**Task objective**
Repeat each line exactly, leaving nothing out.

— begin The records —

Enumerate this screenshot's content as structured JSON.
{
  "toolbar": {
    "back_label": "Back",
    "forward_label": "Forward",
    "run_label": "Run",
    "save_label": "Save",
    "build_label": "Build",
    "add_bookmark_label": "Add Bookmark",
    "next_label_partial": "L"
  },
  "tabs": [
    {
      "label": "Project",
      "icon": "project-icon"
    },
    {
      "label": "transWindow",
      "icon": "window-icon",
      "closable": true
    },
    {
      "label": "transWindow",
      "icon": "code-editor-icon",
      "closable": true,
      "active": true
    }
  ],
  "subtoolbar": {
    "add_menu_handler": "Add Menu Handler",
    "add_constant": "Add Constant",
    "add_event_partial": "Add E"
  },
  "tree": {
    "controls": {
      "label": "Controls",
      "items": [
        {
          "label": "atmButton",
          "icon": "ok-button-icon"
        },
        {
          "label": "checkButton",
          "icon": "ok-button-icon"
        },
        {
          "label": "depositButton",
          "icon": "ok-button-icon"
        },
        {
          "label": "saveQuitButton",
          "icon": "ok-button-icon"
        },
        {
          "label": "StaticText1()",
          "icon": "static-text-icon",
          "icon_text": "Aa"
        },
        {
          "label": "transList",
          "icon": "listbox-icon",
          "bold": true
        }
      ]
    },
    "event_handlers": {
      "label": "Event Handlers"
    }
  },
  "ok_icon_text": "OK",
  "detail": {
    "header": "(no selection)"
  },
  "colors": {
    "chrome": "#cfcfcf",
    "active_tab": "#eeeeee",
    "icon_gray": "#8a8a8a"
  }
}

— end The records —

**Output for this exercise**
Enumerate this screenshot's content as structured JSON.
{
  "toolbar": {
    "back_label": "Back",
    "forward_label": "Forward",
    "run_label": "Run",
    "save_label": "Save",
    "build_label": "Build",
    "add_bookmark_label": "Add Bookmark",
    "next_label_partial": "L"
  },
  "tabs": [
    {
      "label": "Project",
      "icon": "project-icon"
    },
    {
      "label": "transWindow",
      "icon": "window-icon",
      "closable": true
    },
    {
      "label": "transWindow",
      "icon": "code-editor-icon",
      "closable": true,
      "active": true
    }
  ],
  "subtoolbar": {
    "add_menu_handler": "Add Menu Handler",
    "add_constant": "Add Constant",
    "add_event_partial": "Add E"
  },
  "tree": {
    "controls": {
      "label": "Controls",
      "items": [
        {
          "label": "atmButton",
          "icon": "ok-button-icon"
        },
        {
          "label": "checkButton",
          "icon": "ok-button-icon"
        },
        {
          "label": "depositButton",
          "icon": "ok-button-icon"
        },
        {
          "label": "saveQuitButton",
          "icon": "ok-button-icon"
        },
        {
          "label": "StaticText1()",
          "icon": "static-text-icon",
          "icon_text": "Aa"
        },
        {
          "label": "transList",
          "icon": "listbox-icon",
          "bold": true
        }
      ]
    },
    "event_handlers": {
      "label": "Event Handlers"
    }
  },
  "ok_icon_text": "OK",
  "detail": {
    "header": "(no selection)"
  },
  "colors": {
    "chrome": "#cfcfcf",
    "active_tab": "#eeeeee",
    "icon_gray": "#8a8a8a"
  }
}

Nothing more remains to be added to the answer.